------ Recorded information ------

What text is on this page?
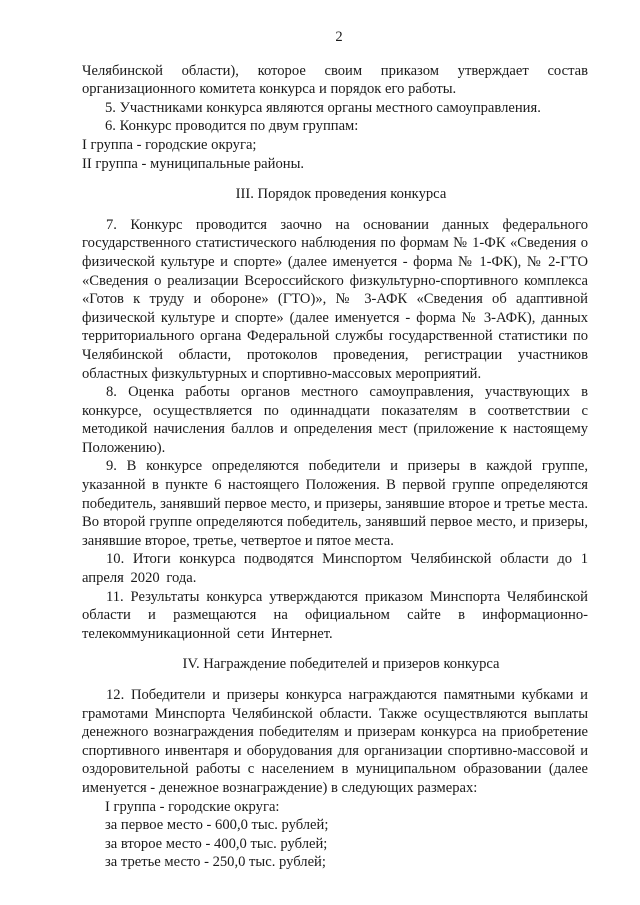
2

Челябинской области), которое своим приказом утверждает состав

организационного комитета конкурса и порядок его работы.

5. Участниками конкурса являются органы местного самоуправления.

6. Конкурс проводится по двум группам:

I группа - городские округа;

II группа - муниципальные районы.

III. Порядок проведения конкурса

7. Конкурс проводится заочно на основании данных федерального государственного статистического наблюдения по формам № 1-ФК «Сведения о физической культуре и спорте» (далее именуется - форма № 1-ФК), № 2-ГТО «Сведения о реализации Всероссийского физкультурно-спортивного комплекса «Готов к труду и обороне» (ГТО)», № 3-АФК «Сведения об адаптивной физической культуре и спорте» (далее именуется - форма № 3-АФК), данных территориального органа Федеральной службы государственной статистики по Челябинской области, протоколов проведения, регистрации участников областных физкультурных и спортивно-массовых мероприятий.

8. Оценка работы органов местного самоуправления, участвующих в конкурсе, осуществляется по одиннадцати показателям в соответствии с методикой начисления баллов и определения мест (приложение к настоящему Положению).

9. В конкурсе определяются победители и призеры в каждой группе, указанной в пункте 6 настоящего Положения. В первой группе определяются победитель, занявший первое место, и призеры, занявшие второе и третье места. Во второй группе определяются победитель, занявший первое место, и призеры, занявшие второе, третье, четвертое и пятое места.

10. Итоги конкурса подводятся Минспортом Челябинской области до 1 апреля 2020 года.

11. Результаты конкурса утверждаются приказом Минспорта Челябинской области и размещаются на официальном сайте в информационно-телекоммуникационной сети Интернет.

IV. Награждение победителей и призеров конкурса

12. Победители и призеры конкурса награждаются памятными кубками и грамотами Минспорта Челябинской области. Также осуществляются выплаты денежного вознаграждения победителям и призерам конкурса на приобретение спортивного инвентаря и оборудования для организации спортивно-массовой и оздоровительной работы с населением в муниципальном образовании (далее именуется - денежное вознаграждение) в следующих размерах:

I группа - городские округа:

за первое место - 600,0 тыс. рублей;

за второе место - 400,0 тыс. рублей;

за третье место - 250,0 тыс. рублей;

------

**Work to do:**
Write down the number of lines where the word "городские" appears, and nothing further.

**Solution for this exercise:**
2